What this task involves
Every line of the records below should be restated exactly.

[Stored records]

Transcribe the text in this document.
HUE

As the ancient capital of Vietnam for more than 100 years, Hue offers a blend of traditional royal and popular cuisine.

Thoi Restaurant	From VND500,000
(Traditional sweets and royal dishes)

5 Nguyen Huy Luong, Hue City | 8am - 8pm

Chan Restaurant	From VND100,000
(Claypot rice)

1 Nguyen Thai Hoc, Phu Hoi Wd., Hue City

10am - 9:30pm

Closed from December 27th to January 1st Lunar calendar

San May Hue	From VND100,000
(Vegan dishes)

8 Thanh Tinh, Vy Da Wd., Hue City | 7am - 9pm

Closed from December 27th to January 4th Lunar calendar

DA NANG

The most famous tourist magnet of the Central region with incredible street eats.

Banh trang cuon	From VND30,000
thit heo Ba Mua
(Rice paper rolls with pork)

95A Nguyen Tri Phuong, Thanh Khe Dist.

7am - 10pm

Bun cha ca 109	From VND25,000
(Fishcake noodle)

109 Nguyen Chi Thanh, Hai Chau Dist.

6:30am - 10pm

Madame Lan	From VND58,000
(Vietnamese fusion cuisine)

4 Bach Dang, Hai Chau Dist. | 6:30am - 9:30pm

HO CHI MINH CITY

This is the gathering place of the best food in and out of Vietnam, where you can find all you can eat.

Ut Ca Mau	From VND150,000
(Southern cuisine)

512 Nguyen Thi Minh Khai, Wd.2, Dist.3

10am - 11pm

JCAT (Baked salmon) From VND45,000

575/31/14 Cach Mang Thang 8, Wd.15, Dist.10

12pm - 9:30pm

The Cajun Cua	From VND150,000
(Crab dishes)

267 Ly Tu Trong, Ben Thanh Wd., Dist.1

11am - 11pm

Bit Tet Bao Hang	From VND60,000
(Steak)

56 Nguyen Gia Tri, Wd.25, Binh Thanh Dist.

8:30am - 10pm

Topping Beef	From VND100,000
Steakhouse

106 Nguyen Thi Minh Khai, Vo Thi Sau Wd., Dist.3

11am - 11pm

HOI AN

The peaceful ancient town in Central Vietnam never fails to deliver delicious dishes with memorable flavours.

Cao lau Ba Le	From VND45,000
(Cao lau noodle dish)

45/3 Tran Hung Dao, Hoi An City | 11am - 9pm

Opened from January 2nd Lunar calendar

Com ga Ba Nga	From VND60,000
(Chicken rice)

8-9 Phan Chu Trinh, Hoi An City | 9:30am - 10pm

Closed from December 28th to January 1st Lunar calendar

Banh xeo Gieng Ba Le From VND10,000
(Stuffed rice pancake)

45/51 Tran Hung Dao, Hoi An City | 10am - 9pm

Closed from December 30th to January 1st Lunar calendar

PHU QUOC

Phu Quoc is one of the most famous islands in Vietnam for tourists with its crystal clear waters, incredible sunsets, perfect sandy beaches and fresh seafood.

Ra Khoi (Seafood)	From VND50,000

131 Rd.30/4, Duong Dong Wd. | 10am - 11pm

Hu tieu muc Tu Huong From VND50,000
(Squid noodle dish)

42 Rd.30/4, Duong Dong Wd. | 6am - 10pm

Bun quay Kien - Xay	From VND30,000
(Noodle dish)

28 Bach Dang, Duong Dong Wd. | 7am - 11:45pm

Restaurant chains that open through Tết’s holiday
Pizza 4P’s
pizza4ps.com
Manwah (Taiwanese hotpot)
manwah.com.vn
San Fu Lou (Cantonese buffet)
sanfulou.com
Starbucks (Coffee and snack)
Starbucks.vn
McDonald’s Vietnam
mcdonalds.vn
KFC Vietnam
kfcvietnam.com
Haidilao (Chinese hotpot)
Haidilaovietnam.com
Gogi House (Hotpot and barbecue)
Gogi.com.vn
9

The response
Transcribe the text in this document.
HUE

As the ancient capital of Vietnam for more than 100 years, Hue offers a blend of traditional royal and popular cuisine.

Thoi Restaurant	From VND500,000
(Traditional sweets and royal dishes)

5 Nguyen Huy Luong, Hue City | 8am - 8pm

Chan Restaurant	From VND100,000
(Claypot rice)

1 Nguyen Thai Hoc, Phu Hoi Wd., Hue City

10am - 9:30pm

Closed from December 27th to January 1st Lunar calendar

San May Hue	From VND100,000
(Vegan dishes)

8 Thanh Tinh, Vy Da Wd., Hue City | 7am - 9pm

Closed from December 27th to January 4th Lunar calendar

DA NANG

The most famous tourist magnet of the Central region with incredible street eats.

Banh trang cuon	From VND30,000
thit heo Ba Mua
(Rice paper rolls with pork)

95A Nguyen Tri Phuong, Thanh Khe Dist.

7am - 10pm

Bun cha ca 109	From VND25,000
(Fishcake noodle)

109 Nguyen Chi Thanh, Hai Chau Dist.

6:30am - 10pm

Madame Lan	From VND58,000
(Vietnamese fusion cuisine)

4 Bach Dang, Hai Chau Dist. | 6:30am - 9:30pm

HO CHI MINH CITY

This is the gathering place of the best food in and out of Vietnam, where you can find all you can eat.

Ut Ca Mau	From VND150,000
(Southern cuisine)

512 Nguyen Thi Minh Khai, Wd.2, Dist.3

10am - 11pm

JCAT (Baked salmon) From VND45,000

575/31/14 Cach Mang Thang 8, Wd.15, Dist.10

12pm - 9:30pm

The Cajun Cua	From VND150,000
(Crab dishes)

267 Ly Tu Trong, Ben Thanh Wd., Dist.1

11am - 11pm

Bit Tet Bao Hang	From VND60,000
(Steak)

56 Nguyen Gia Tri, Wd.25, Binh Thanh Dist.

8:30am - 10pm

Topping Beef	From VND100,000
Steakhouse

106 Nguyen Thi Minh Khai, Vo Thi Sau Wd., Dist.3

11am - 11pm

HOI AN

The peaceful ancient town in Central Vietnam never fails to deliver delicious dishes with memorable flavours.

Cao lau Ba Le	From VND45,000
(Cao lau noodle dish)

45/3 Tran Hung Dao, Hoi An City | 11am - 9pm

Opened from January 2nd Lunar calendar

Com ga Ba Nga	From VND60,000
(Chicken rice)

8-9 Phan Chu Trinh, Hoi An City | 9:30am - 10pm

Closed from December 28th to January 1st Lunar calendar

Banh xeo Gieng Ba Le From VND10,000
(Stuffed rice pancake)

45/51 Tran Hung Dao, Hoi An City | 10am - 9pm

Closed from December 30th to January 1st Lunar calendar

PHU QUOC

Phu Quoc is one of the most famous islands in Vietnam for tourists with its crystal clear waters, incredible sunsets, perfect sandy beaches and fresh seafood.

Ra Khoi (Seafood)	From VND50,000

131 Rd.30/4, Duong Dong Wd. | 10am - 11pm

Hu tieu muc Tu Huong From VND50,000
(Squid noodle dish)

42 Rd.30/4, Duong Dong Wd. | 6am - 10pm

Bun quay Kien - Xay	From VND30,000
(Noodle dish)

28 Bach Dang, Duong Dong Wd. | 7am - 11:45pm

Restaurant chains that open through Tết’s holiday
Pizza 4P’s
pizza4ps.com
Manwah (Taiwanese hotpot)
manwah.com.vn
San Fu Lou (Cantonese buffet)
sanfulou.com
Starbucks (Coffee and snack)
Starbucks.vn
McDonald’s Vietnam
mcdonalds.vn
KFC Vietnam
kfcvietnam.com
Haidilao (Chinese hotpot)
Haidilaovietnam.com
Gogi House (Hotpot and barbecue)
Gogi.com.vn
9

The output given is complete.